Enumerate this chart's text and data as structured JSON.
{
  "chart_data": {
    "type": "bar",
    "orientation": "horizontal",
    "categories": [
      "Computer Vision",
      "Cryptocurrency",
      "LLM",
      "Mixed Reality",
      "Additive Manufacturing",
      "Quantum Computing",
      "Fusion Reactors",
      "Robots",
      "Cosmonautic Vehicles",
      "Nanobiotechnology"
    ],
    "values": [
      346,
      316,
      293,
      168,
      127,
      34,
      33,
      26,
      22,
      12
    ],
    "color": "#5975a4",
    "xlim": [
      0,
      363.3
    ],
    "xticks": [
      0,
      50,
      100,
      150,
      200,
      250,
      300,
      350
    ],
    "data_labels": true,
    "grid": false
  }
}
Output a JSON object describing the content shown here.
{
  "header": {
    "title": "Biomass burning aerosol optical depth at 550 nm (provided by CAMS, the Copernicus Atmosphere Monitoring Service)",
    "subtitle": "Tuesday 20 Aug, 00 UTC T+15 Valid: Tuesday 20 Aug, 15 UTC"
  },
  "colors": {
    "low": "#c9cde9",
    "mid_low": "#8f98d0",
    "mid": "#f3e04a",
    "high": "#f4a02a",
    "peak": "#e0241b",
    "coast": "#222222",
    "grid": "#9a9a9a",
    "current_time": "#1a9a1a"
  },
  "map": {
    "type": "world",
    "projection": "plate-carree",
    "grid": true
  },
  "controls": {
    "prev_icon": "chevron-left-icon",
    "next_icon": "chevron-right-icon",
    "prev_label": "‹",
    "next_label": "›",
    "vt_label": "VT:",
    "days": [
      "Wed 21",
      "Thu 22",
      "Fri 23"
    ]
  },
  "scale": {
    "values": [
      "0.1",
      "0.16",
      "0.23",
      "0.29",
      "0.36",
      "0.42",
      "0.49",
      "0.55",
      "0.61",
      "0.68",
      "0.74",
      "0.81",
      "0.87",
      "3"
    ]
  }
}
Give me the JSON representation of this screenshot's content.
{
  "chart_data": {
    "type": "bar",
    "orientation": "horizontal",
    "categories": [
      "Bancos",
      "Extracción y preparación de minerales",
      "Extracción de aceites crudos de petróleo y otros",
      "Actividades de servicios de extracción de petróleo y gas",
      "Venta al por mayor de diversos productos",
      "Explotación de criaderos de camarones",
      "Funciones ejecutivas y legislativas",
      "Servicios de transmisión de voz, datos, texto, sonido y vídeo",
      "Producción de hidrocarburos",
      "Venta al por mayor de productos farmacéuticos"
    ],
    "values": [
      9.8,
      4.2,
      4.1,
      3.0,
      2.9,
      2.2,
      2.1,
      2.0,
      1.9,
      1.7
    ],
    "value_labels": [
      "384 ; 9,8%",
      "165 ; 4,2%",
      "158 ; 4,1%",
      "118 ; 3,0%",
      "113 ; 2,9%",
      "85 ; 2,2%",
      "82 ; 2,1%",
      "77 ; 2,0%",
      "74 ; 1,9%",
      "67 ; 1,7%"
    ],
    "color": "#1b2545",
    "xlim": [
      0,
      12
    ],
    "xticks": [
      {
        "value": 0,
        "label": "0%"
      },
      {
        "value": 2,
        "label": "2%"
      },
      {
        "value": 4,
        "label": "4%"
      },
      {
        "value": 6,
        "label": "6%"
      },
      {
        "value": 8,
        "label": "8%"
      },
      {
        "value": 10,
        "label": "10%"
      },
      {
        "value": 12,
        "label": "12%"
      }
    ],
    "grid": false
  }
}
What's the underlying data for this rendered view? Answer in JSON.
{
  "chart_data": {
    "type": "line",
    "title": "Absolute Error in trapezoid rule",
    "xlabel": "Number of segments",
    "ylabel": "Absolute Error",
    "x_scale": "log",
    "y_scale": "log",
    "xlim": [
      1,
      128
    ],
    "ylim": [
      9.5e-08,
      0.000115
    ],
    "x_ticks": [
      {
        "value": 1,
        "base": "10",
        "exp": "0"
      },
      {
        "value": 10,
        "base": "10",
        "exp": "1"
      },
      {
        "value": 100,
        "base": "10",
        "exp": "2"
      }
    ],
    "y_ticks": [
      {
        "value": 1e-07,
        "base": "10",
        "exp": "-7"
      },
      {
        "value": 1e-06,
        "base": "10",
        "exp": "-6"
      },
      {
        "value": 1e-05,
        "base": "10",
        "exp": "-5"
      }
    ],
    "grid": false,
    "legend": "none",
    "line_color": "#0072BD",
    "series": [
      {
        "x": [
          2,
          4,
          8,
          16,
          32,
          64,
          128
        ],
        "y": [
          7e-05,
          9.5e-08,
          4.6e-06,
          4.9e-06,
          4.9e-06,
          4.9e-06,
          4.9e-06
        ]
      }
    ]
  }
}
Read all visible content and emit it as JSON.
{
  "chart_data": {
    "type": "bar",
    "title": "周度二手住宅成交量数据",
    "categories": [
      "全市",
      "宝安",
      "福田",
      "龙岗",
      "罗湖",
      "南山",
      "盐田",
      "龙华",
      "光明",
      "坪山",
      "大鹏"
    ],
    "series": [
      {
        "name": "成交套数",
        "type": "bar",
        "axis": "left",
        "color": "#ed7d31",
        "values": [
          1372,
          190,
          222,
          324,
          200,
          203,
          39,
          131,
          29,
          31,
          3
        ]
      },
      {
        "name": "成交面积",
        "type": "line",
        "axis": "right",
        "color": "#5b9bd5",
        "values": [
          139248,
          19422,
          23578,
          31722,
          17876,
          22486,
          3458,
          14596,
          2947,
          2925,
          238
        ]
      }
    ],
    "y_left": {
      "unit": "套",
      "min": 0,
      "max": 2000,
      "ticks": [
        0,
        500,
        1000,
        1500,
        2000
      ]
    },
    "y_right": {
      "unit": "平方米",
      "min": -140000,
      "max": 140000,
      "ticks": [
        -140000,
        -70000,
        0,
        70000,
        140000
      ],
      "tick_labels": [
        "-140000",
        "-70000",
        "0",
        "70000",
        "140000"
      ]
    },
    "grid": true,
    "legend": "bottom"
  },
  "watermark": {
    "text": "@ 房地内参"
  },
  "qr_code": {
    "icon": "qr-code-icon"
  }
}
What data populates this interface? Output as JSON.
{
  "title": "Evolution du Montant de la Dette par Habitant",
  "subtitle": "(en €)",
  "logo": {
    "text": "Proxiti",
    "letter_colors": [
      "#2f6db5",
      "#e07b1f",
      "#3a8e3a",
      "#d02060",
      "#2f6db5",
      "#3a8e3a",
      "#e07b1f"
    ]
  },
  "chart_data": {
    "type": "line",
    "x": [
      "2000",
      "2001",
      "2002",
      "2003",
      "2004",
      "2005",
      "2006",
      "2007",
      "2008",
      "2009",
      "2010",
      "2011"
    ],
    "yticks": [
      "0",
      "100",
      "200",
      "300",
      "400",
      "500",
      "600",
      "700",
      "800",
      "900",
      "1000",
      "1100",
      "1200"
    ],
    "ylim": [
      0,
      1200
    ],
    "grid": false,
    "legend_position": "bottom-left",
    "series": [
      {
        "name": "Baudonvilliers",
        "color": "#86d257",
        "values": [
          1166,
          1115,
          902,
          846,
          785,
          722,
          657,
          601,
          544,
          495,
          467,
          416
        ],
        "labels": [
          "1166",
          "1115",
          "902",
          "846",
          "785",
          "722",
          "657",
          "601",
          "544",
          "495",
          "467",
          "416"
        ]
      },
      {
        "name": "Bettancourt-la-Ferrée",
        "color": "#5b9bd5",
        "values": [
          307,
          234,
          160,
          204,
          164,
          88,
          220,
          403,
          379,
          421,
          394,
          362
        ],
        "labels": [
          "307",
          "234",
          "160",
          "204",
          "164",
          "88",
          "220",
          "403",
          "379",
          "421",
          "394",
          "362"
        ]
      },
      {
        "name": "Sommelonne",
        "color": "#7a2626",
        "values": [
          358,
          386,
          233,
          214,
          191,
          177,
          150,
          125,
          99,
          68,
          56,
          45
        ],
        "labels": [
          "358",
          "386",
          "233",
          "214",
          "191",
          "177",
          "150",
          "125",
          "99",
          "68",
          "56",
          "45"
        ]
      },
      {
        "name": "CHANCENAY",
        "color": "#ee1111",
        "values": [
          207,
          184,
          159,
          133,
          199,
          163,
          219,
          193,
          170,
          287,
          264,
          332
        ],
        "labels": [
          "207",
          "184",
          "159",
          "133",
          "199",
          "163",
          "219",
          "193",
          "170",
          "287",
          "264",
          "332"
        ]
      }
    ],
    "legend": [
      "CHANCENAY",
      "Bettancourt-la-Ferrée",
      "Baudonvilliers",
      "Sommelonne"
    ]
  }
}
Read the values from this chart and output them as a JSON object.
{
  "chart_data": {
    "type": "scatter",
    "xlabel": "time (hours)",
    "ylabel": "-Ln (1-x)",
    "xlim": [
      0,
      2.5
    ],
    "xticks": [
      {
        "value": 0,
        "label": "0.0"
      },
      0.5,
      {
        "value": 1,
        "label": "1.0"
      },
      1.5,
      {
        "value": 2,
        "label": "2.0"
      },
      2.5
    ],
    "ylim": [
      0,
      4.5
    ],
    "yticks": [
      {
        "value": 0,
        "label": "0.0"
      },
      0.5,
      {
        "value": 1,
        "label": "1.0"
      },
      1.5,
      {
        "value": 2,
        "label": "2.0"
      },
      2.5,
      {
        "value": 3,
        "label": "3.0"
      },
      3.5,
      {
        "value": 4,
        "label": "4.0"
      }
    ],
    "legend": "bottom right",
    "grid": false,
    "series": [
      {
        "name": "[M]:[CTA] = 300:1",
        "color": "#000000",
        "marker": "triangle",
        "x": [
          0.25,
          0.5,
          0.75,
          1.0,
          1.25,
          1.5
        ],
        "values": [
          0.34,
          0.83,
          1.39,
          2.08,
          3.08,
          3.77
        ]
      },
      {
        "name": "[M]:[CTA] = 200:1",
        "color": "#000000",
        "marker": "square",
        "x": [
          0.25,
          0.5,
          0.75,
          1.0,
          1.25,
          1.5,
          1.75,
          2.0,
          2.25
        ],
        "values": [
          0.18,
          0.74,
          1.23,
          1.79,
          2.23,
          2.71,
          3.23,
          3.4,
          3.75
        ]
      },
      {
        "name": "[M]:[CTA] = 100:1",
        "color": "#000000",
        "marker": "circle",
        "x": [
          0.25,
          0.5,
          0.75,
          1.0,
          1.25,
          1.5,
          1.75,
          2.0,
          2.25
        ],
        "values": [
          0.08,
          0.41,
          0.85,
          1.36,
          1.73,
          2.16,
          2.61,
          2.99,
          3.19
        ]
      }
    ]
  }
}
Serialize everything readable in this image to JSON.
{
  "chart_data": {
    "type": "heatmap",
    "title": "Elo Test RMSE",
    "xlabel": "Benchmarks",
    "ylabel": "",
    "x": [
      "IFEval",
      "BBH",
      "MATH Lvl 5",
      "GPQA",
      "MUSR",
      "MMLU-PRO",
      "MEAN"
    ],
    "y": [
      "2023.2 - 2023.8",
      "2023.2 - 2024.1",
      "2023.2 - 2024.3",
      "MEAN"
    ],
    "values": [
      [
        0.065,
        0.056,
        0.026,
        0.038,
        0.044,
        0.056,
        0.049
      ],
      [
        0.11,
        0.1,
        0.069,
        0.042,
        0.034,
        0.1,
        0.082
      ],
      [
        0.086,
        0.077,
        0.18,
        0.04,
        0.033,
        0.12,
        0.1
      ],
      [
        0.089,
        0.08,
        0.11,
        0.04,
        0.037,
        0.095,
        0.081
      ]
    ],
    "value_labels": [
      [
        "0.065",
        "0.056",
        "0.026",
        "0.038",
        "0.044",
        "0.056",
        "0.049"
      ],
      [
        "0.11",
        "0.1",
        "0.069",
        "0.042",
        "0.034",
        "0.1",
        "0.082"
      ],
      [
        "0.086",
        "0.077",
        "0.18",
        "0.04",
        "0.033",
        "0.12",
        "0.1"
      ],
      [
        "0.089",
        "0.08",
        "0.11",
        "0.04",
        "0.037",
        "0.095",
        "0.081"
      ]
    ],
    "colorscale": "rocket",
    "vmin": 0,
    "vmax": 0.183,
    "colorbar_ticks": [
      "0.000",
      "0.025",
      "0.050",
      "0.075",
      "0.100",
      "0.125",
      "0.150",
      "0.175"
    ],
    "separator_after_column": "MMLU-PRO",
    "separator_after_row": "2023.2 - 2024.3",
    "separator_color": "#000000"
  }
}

____

*The request*: Filter the entries down to the lines with the word "content" in them.

*Completed task*:
Output a JSON object describing the content shown here.
Give me the JSON representation of this screenshot's content.
Read all visible content and emit it as JSON.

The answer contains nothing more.